◆ **PROBLEM STATEMENT**:
Wherever the word "rgba" shows up in a line, please copy that line.

(Collected data)
--- Begin ---
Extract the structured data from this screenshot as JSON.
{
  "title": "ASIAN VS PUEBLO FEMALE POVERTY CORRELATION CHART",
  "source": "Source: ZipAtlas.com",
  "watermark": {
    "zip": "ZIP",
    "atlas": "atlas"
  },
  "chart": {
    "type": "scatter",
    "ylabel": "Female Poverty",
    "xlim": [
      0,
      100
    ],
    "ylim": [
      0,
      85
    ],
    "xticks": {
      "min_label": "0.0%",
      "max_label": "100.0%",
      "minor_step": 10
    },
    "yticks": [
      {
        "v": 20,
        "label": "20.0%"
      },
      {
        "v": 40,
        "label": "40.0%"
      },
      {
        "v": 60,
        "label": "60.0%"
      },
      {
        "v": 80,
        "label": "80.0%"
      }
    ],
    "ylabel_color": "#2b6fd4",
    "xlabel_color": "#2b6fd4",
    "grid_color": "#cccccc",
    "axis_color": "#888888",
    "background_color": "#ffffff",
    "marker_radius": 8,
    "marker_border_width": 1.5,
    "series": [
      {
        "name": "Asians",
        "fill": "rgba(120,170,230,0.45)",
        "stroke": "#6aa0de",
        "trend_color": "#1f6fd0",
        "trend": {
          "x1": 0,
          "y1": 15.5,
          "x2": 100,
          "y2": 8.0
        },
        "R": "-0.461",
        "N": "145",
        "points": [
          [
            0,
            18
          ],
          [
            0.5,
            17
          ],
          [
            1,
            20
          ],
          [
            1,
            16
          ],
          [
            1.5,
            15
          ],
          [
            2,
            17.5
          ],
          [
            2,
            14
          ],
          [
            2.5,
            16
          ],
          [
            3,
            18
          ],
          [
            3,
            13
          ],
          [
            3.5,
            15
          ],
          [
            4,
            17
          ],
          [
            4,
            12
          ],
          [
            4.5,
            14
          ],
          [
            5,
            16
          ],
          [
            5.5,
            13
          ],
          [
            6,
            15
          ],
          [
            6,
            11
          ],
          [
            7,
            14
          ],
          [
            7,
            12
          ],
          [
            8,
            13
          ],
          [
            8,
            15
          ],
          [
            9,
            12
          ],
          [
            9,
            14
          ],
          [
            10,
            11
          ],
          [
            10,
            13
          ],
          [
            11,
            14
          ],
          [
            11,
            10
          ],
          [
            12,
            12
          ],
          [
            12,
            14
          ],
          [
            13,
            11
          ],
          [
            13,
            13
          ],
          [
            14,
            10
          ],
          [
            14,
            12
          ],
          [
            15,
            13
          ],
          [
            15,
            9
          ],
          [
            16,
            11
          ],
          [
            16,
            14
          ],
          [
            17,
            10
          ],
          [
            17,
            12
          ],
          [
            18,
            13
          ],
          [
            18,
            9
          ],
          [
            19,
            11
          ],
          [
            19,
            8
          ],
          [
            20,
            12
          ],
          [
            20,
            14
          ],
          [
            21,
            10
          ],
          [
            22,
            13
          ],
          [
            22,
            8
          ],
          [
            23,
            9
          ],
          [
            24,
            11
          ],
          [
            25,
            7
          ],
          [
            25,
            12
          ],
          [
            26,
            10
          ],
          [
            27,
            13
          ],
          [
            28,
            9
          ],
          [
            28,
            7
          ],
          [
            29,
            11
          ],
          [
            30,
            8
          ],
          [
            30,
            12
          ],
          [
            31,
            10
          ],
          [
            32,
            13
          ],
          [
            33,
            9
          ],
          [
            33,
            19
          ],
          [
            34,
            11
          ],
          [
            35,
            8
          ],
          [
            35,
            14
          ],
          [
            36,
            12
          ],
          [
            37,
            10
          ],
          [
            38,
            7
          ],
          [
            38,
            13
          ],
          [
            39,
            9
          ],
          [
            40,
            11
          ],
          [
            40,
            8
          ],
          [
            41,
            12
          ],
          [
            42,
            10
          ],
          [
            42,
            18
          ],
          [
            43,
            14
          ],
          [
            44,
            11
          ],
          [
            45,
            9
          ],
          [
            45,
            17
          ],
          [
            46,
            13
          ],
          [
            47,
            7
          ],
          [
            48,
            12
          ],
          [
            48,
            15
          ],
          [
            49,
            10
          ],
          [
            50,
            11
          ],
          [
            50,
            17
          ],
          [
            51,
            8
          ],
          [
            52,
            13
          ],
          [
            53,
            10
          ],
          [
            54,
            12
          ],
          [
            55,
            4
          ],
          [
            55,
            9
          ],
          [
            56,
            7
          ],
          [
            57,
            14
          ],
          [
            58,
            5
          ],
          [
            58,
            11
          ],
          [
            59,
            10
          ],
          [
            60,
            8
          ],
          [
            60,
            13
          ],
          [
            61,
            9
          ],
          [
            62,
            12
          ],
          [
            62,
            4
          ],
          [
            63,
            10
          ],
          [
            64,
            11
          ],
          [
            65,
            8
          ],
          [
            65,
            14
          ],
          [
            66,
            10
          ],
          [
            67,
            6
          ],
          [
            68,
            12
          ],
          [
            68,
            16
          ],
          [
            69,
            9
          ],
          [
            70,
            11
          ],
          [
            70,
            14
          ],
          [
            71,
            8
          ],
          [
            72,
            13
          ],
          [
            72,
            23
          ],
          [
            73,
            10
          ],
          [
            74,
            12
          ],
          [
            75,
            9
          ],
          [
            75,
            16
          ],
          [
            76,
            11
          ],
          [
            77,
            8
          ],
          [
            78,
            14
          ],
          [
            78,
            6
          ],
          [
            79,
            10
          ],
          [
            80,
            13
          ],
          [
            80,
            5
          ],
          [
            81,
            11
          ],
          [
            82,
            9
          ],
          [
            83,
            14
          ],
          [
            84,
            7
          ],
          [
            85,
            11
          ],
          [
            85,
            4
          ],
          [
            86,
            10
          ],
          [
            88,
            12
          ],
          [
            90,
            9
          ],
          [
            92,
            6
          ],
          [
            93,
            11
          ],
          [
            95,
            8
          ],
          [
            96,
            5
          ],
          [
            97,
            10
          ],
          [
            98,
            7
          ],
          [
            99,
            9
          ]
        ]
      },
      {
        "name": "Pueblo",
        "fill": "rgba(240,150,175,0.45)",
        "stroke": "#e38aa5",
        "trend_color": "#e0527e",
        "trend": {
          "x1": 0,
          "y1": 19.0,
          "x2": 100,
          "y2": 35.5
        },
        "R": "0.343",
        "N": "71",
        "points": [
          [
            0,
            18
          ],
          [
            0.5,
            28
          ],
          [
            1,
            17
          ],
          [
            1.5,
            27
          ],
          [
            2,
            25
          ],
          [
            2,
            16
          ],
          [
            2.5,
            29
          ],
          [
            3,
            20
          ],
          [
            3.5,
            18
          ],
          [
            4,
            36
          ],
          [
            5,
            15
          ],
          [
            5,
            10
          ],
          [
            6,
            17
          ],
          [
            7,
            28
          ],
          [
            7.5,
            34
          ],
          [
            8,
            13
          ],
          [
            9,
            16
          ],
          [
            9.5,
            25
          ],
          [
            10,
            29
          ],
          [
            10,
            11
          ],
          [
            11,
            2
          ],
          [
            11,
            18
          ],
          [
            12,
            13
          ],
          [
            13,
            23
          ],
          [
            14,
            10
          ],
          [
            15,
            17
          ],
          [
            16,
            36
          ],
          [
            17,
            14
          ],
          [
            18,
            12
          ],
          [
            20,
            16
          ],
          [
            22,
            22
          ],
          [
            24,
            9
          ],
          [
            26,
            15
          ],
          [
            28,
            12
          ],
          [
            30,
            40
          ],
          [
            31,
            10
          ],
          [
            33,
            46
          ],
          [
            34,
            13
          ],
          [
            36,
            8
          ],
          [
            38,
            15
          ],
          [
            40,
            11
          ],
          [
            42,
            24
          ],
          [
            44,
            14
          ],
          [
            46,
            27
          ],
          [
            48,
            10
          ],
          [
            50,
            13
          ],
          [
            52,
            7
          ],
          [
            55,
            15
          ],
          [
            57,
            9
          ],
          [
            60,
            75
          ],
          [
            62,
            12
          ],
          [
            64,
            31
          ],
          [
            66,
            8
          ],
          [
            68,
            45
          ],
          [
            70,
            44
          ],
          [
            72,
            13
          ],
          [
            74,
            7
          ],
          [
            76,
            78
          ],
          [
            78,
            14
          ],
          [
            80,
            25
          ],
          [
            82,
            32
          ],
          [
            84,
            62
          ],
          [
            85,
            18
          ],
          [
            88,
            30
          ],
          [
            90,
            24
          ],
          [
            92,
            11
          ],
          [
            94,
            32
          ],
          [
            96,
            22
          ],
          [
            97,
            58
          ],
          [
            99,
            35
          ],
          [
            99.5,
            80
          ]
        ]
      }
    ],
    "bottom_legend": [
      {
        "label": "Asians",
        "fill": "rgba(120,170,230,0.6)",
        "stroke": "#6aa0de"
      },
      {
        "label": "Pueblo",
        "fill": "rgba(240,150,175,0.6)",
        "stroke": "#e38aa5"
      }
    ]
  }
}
--- End ---
◆ **SOLUTION**:
        "fill": "rgba(120,170,230,0.45)",
        "fill": "rgba(240,150,175,0.45)",
        "fill": "rgba(120,170,230,0.6)",
        "fill": "rgba(240,150,175,0.6)",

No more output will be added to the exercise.